[Items from a dataset]
________________
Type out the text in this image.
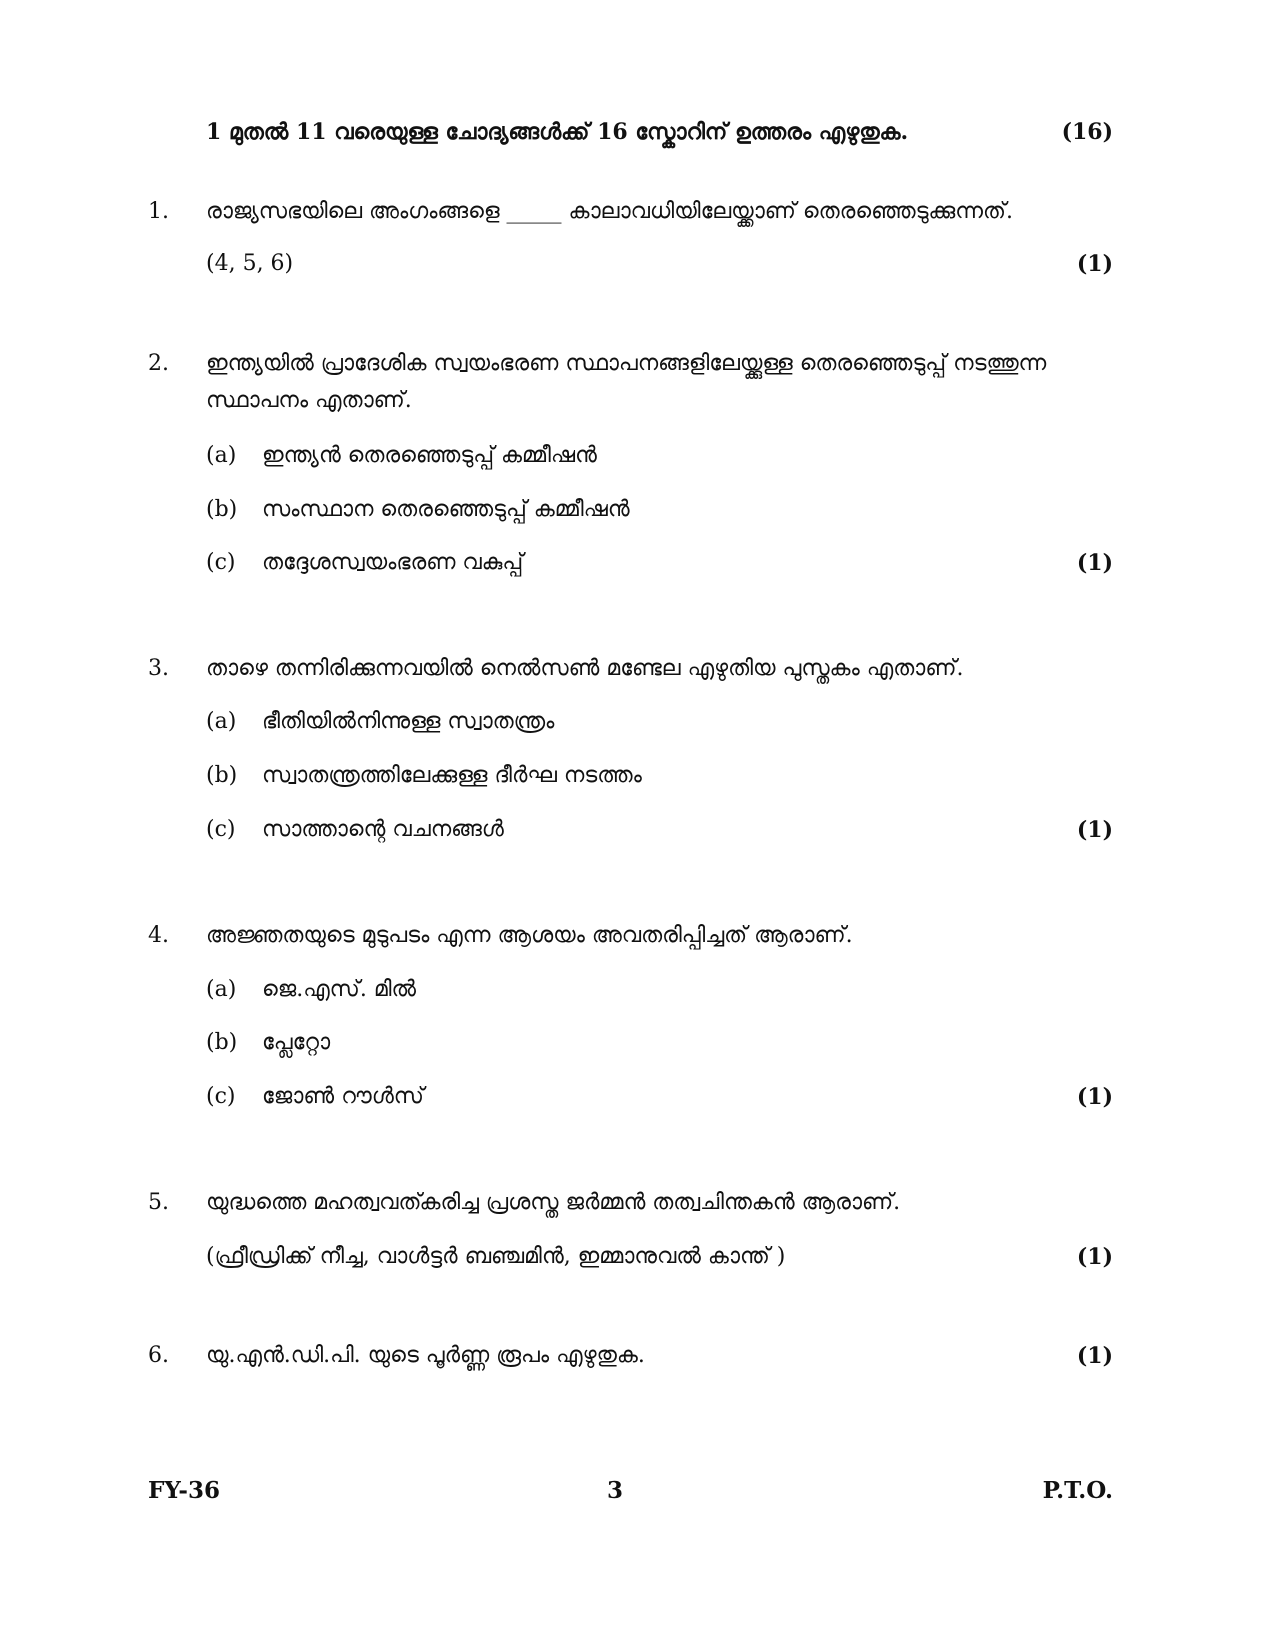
1 മുതൽ 11 വരെയുള്ള ചോദ്യങ്ങൾക്ക് 16 സ്കോറിന് ഉത്തരം എഴുതുക.	(16)
1. രാജ്യസഭയിലെ അംഗംങ്ങളെ _____ കാലാവധിയിലേയ്ക്കാണ് തെരഞ്ഞെടുക്കുന്നത്.
(4, 5, 6)	(1)
2. ഇന്ത്യയിൽ പ്രാദേശിക സ്വയംഭരണ സ്ഥാപനങ്ങളിലേയ്ക്കുള്ള തെരഞ്ഞെടുപ്പ് നടത്തുന്ന
സ്ഥാപനം എതാണ്.
(a) ഇന്ത്യൻ തെരഞ്ഞെടുപ്പ് കമ്മീഷൻ
(b) സംസ്ഥാന തെരഞ്ഞെടുപ്പ് കമ്മീഷൻ
(c) തദ്ദേശസ്വയംഭരണ വകുപ്പ്	(1)
3. താഴെ തന്നിരിക്കുന്നവയിൽ നെൽസൺ മണ്ടേല എഴുതിയ പുസ്തകം എതാണ്.
(a) ഭീതിയിൽനിന്നുള്ള സ്വാതന്ത്രം
(b) സ്വാതന്ത്രത്തിലേക്കുള്ള ദീർഘ നടത്തം
(c) സാത്താന്റെ വചനങ്ങൾ	(1)
4. അജ്ഞതയുടെ മുടുപടം എന്ന ആശയം അവതരിപ്പിച്ചത് ആരാണ്.
(a) ജെ.എസ്. മിൽ
(b) പ്ലേറ്റോ
(c) ജോൺ റൗൾസ്	(1)
5. യുദ്ധത്തെ മഹത്വവത്കരിച്ച പ്രശസ്ത ജർമ്മൻ തത്വചിന്തകൻ ആരാണ്.
(ഫ്രീഡ്രിക്ക് നീച്ച, വാൾട്ടർ ബഞ്ചമിൻ, ഇമ്മാനുവൽ കാന്ത് )	(1)
6. യു.എൻ.ഡി.പി. യുടെ പൂർണ്ണ രൂപം എഴുതുക.	(1)
FY-36	3	P.T.O.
________________
Instructions for the task ▸
Repeat the records above exactly, leaving out the pictures.

Response ▸
Type out the text in this image.
1 മുതൽ 11 വരെയുള്ള ചോദ്യങ്ങൾക്ക് 16 സ്കോറിന് ഉത്തരം എഴുതുക.	(16)
1. രാജ്യസഭയിലെ അംഗംങ്ങളെ _____ കാലാവധിയിലേയ്ക്കാണ് തെരഞ്ഞെടുക്കുന്നത്.
(4, 5, 6)	(1)
2. ഇന്ത്യയിൽ പ്രാദേശിക സ്വയംഭരണ സ്ഥാപനങ്ങളിലേയ്ക്കുള്ള തെരഞ്ഞെടുപ്പ് നടത്തുന്ന
സ്ഥാപനം എതാണ്.
(a) ഇന്ത്യൻ തെരഞ്ഞെടുപ്പ് കമ്മീഷൻ
(b) സംസ്ഥാന തെരഞ്ഞെടുപ്പ് കമ്മീഷൻ
(c) തദ്ദേശസ്വയംഭരണ വകുപ്പ്	(1)
3. താഴെ തന്നിരിക്കുന്നവയിൽ നെൽസൺ മണ്ടേല എഴുതിയ പുസ്തകം എതാണ്.
(a) ഭീതിയിൽനിന്നുള്ള സ്വാതന്ത്രം
(b) സ്വാതന്ത്രത്തിലേക്കുള്ള ദീർഘ നടത്തം
(c) സാത്താന്റെ വചനങ്ങൾ	(1)
4. അജ്ഞതയുടെ മുടുപടം എന്ന ആശയം അവതരിപ്പിച്ചത് ആരാണ്.
(a) ജെ.എസ്. മിൽ
(b) പ്ലേറ്റോ
(c) ജോൺ റൗൾസ്	(1)
5. യുദ്ധത്തെ മഹത്വവത്കരിച്ച പ്രശസ്ത ജർമ്മൻ തത്വചിന്തകൻ ആരാണ്.
(ഫ്രീഡ്രിക്ക് നീച്ച, വാൾട്ടർ ബഞ്ചമിൻ, ഇമ്മാനുവൽ കാന്ത് )	(1)
6. യു.എൻ.ഡി.പി. യുടെ പൂർണ്ണ രൂപം എഴുതുക.	(1)
FY-36	3	P.T.O.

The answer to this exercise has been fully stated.